Un lavoro importante, attento e meticoloso, frutto di accurate e circostanziate ricerche, che di fatto costituiscono un importante valore aggiunto al volume, che raccoglie in totale 54 biografie – 53 uomini e un’unica donna, Giuditta Levato, la “pasionaria” (2), prima vittima nel 1946 della lotta al latifondo in Calabria, uccisa da un colpo di fucile quando era incinta di 7 mesi del suo terzo figlio. Veramente pregevole l’appendice iconografica: tante sono le immagini riprodotte, frutto di scelte oculate e particolarmente mirate.

“Fare memoria – diceva qualche anno fa don Ciotti – è un dovere che sentiamo di dover rendere a quanti sono stati uccisi per mano delle mafie, un impegno verso i familiari delle vittime, verso la società tutta, ma prima ancora verso le nostre coscienze di cittadini, di laici e di cristiani, di uomini e donne che vivono il proprio tempo senza rassegnazione”.

Dati mostrati ::
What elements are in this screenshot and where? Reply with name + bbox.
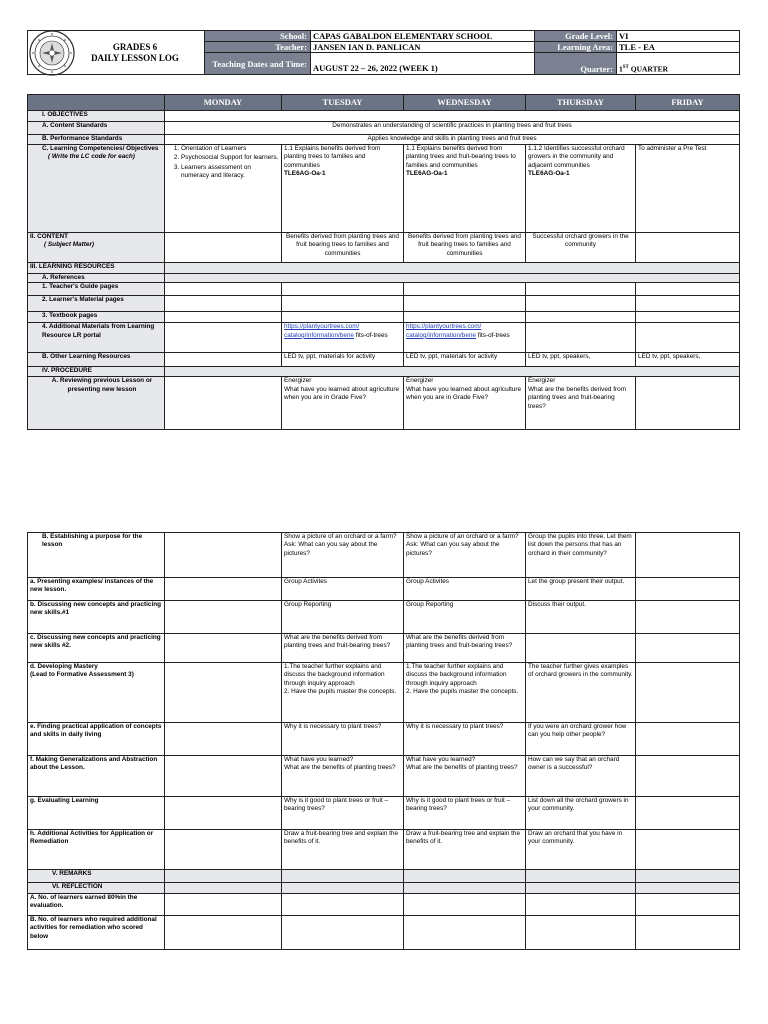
day-header-blank xyxy=(28,95,165,111)
additional-materials-label: 4. Additional Materials from Learning Resource LR portal xyxy=(28,323,165,353)
references-span xyxy=(165,274,740,283)
objectives-span xyxy=(165,111,740,122)
tg-label: 1. Teacher's Guide pages xyxy=(28,283,165,296)
proc-b-thursday: Group the pupils into three. Let them list down the persons that has an orchard in their community? xyxy=(526,533,636,578)
proc-c-label: a. Presenting examples/ instances of the new lesson. xyxy=(28,578,165,601)
resources-label: III. LEARNING RESOURCES xyxy=(28,263,165,274)
proc-d-label: b. Discussing new concepts and practicing new skills.#1 xyxy=(28,601,165,634)
proc-c-thursday: Let the group present their output. xyxy=(526,578,636,601)
other-tuesday: LED tv, ppt, materials for activity xyxy=(282,353,404,367)
content-tuesday: Benefits derived from planting trees and fruit bearing trees to families and communities xyxy=(282,233,404,263)
quarter-value xyxy=(617,53,740,75)
proc-j-tuesday: Draw a fruit-bearing tree and explain the benefits of it. xyxy=(282,830,404,870)
day-thursday: THURSDAY xyxy=(526,95,636,111)
title-line1: GRADES 6 xyxy=(112,41,158,52)
competencies-tuesday xyxy=(282,145,404,233)
school-label: School: xyxy=(205,31,311,42)
content-cell xyxy=(28,233,165,263)
title-line2: DAILY LESSON LOG xyxy=(91,52,179,63)
proc-f-label: d. Developing Mastery (Lead to Formative Assessment 3) xyxy=(28,663,165,723)
wednesday-code: TLE6AG-Oa-1 xyxy=(406,170,448,178)
day-monday: MONDAY xyxy=(165,95,282,111)
proc-f-wednesday: 1.The teacher further explains and discuss the background information through inquiry approach 2. Have the pupils master the concepts. xyxy=(404,663,526,723)
quarter-label: Quarter: xyxy=(535,53,617,75)
teacher-label: Teacher: xyxy=(205,42,311,53)
references-label: A. References xyxy=(28,274,165,283)
dates-value: AUGUST 22 – 26, 2022 (WEEK 1) xyxy=(311,53,535,75)
reflection-a-label: A. No. of learners earned 80%in the evaluation. xyxy=(28,894,165,916)
procedure-label: IV. PROCEDURE xyxy=(28,367,165,377)
proc-i-thursday: List down all the orchard growers in your community. xyxy=(526,797,636,830)
proc-h-wednesday: What have you learned? What are the benefits of planting trees? xyxy=(404,756,526,797)
proc-e-label: c. Discussing new concepts and practicing new skills #2. xyxy=(28,634,165,663)
proc-a-tuesday: Energizer What have you learned about agriculture when you are in Grade Five? xyxy=(282,377,404,430)
monday-item: 2. Psychosocial Support for learners. xyxy=(181,154,279,162)
content-wednesday: Benefits derived from planting trees and fruit bearing trees to families and communities xyxy=(404,233,526,263)
thursday-objective: 1.1.2 Identifies successful orchard growers in the community and adjacent communities xyxy=(528,145,625,169)
quarter-text: QUARTER xyxy=(628,64,668,73)
resource-link[interactable]: https://plantyourtrees.com/ xyxy=(406,323,482,331)
thursday-code: TLE6AG-Oa-1 xyxy=(528,170,570,178)
competencies-monday xyxy=(165,145,282,233)
proc-c-tuesday: Group Activites xyxy=(282,578,404,601)
proc-a-thursday: Energizer What are the benefits derived from planting trees and fruit-bearing trees? xyxy=(526,377,636,430)
monday-item: 3. Learners assessment on numeracy and literacy. xyxy=(181,164,279,181)
remarks-label: V. REMARKS xyxy=(28,870,165,883)
proc-g-label: e. Finding practical application of concepts and skills in daily living xyxy=(28,723,165,756)
proc-a-label: A. Reviewing previous Lesson or presenting new lesson xyxy=(28,377,165,430)
objectives-label: I. OBJECTIVES xyxy=(28,111,165,122)
proc-e-wednesday: What are the benefits derived from planting trees and fruit-bearing trees? xyxy=(404,634,526,663)
monday-item: 1. Orientation of Learners xyxy=(181,145,279,153)
resource-link[interactable]: catalog/information/bene xyxy=(406,331,476,339)
header-title xyxy=(28,31,205,75)
proc-b-wednesday: Show a picture of an orchard or a farm? Ask: What can you say about the pictures? xyxy=(404,533,526,578)
link-tail: fits-of-trees xyxy=(354,331,388,339)
school-value: CAPAS GABALDON ELEMENTARY SCHOOL xyxy=(311,31,535,42)
proc-f-thursday: The teacher further gives examples of orchard growers in the community. xyxy=(526,663,636,723)
competencies-wednesday xyxy=(404,145,526,233)
proc-e-tuesday: What are the benefits derived from planting trees and fruit-bearing trees? xyxy=(282,634,404,663)
proc-g-wednesday: Why it is necessary to plant trees? xyxy=(404,723,526,756)
content-thursday: Successful orchard growers in the community xyxy=(526,233,636,263)
tuesday-objective: 1.1 Explains benefits derived from planting trees to families and communities xyxy=(284,145,381,169)
grade-value: VI xyxy=(617,31,740,42)
other-wednesday: LED tv, ppt, materials for activity xyxy=(404,353,526,367)
day-wednesday: WEDNESDAY xyxy=(404,95,526,111)
content-monday xyxy=(165,233,282,263)
proc-a-wednesday: Energizer What have you learned about agriculture when you are in Grade Five? xyxy=(404,377,526,430)
proc-h-label: f. Making Generalizations and Abstraction about the Lesson. xyxy=(28,756,165,797)
lesson-table-page2 xyxy=(27,532,740,950)
proc-d-wednesday: Group Reporting xyxy=(404,601,526,634)
proc-j-thursday: Draw an orchard that you have in your community. xyxy=(526,830,636,870)
competencies-cell xyxy=(28,145,165,233)
competencies-label: C. Learning Competencies/ Objectives xyxy=(42,145,159,152)
proc-b-label: B. Establishing a purpose for the lesson xyxy=(28,533,165,578)
content-sub: ( Subject Matter) xyxy=(44,241,95,249)
teacher-value: JANSEN IAN D. PANLICAN xyxy=(311,42,535,53)
proc-i-label: g. Evaluating Learning xyxy=(28,797,165,830)
reflection-label: VI. REFLECTION xyxy=(28,883,165,894)
competencies-friday: To administer a Pre Test xyxy=(636,145,740,233)
quarter-sup: ST xyxy=(622,64,629,70)
quarter-num: 1 xyxy=(619,64,623,73)
proc-d-tuesday: Group Reporting xyxy=(282,601,404,634)
wednesday-objective: 1.1 Explains benefits derived from planting trees and fruit-bearing trees to families and communities xyxy=(406,145,516,169)
content-standards-value: Demonstrates an understanding of scientific practices in planting trees and fruit trees xyxy=(165,122,740,135)
proc-g-thursday: If you were an orchard grower how can you help other people? xyxy=(526,723,636,756)
proc-i-wednesday: Why is it good to plant trees or fruit –bearing trees? xyxy=(404,797,526,830)
tuesday-code: TLE6AG-Oa-1 xyxy=(284,170,326,178)
proc-d-thursday: Discuss their output. xyxy=(526,601,636,634)
proc-j-label: h. Additional Activities for Application or Remediation xyxy=(28,830,165,870)
resources-span xyxy=(165,263,740,274)
area-value: TLE - EA xyxy=(617,42,740,53)
lm-label: 2. Learner's Material pages xyxy=(28,296,165,312)
reflection-b-label: B. No. of learners who required additional activities for remediation who scored below xyxy=(28,916,165,950)
performance-standards-value: Applies knowledge and skills in planting trees and fruit trees xyxy=(165,135,740,145)
additional-tuesday xyxy=(282,323,404,353)
day-tuesday: TUESDAY xyxy=(282,95,404,111)
area-label: Learning Area: xyxy=(535,42,617,53)
proc-f-tuesday: 1.The teacher further explains and discuss the background information through inquiry approach 2. Have the pupils master the concepts. xyxy=(282,663,404,723)
performance-standards-label: B. Performance Standards xyxy=(28,135,165,145)
grade-label: Grade Level: xyxy=(535,31,617,42)
proc-h-thursday: How can we say that an orchard owner is a successful? xyxy=(526,756,636,797)
dates-label: Teaching Dates and Time: xyxy=(205,53,311,75)
competencies-thursday xyxy=(526,145,636,233)
proc-g-tuesday: Why it is necessary to plant trees? xyxy=(282,723,404,756)
link-tail: fits-of-trees xyxy=(476,331,510,339)
proc-i-tuesday: Why is it good to plant trees or fruit –bearing trees? xyxy=(282,797,404,830)
other-thursday: LED tv, ppt, speakers, xyxy=(526,353,636,367)
procedure-span xyxy=(165,367,740,377)
proc-b-tuesday: Show a picture of an orchard or a farm? Ask: What can you say about the pictures? xyxy=(282,533,404,578)
header-table xyxy=(27,30,740,75)
other-resources-label: B. Other Learning Resources xyxy=(28,353,165,367)
content-standards-label: A. Content Standards xyxy=(28,122,165,135)
textbook-label: 3. Textbook pages xyxy=(28,312,165,323)
resource-link[interactable]: https://plantyourtrees.com/ xyxy=(284,323,360,331)
other-friday: LED tv, ppt, speakers, xyxy=(636,353,740,367)
proc-h-tuesday: What have you learned? What are the benefits of planting trees? xyxy=(282,756,404,797)
proc-j-wednesday: Draw a fruit-bearing tree and explain the benefits of it. xyxy=(404,830,526,870)
competencies-sub: ( Write the LC code for each) xyxy=(48,153,135,161)
proc-c-wednesday: Group Activites xyxy=(404,578,526,601)
content-friday xyxy=(636,233,740,263)
lesson-table-page1 xyxy=(27,94,740,430)
day-friday: FRIDAY xyxy=(636,95,740,111)
content-label: II. CONTENT xyxy=(30,233,68,240)
additional-wednesday xyxy=(404,323,526,353)
day-header-row xyxy=(28,95,740,111)
resource-link[interactable]: catalog/information/bene xyxy=(284,331,354,339)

Esercizio ::
Per favore, indica quante biografie raccoglie in totale il volume descritto nell'articolo.

Risposta ::
Il volume raccoglie in totale 54 biografie.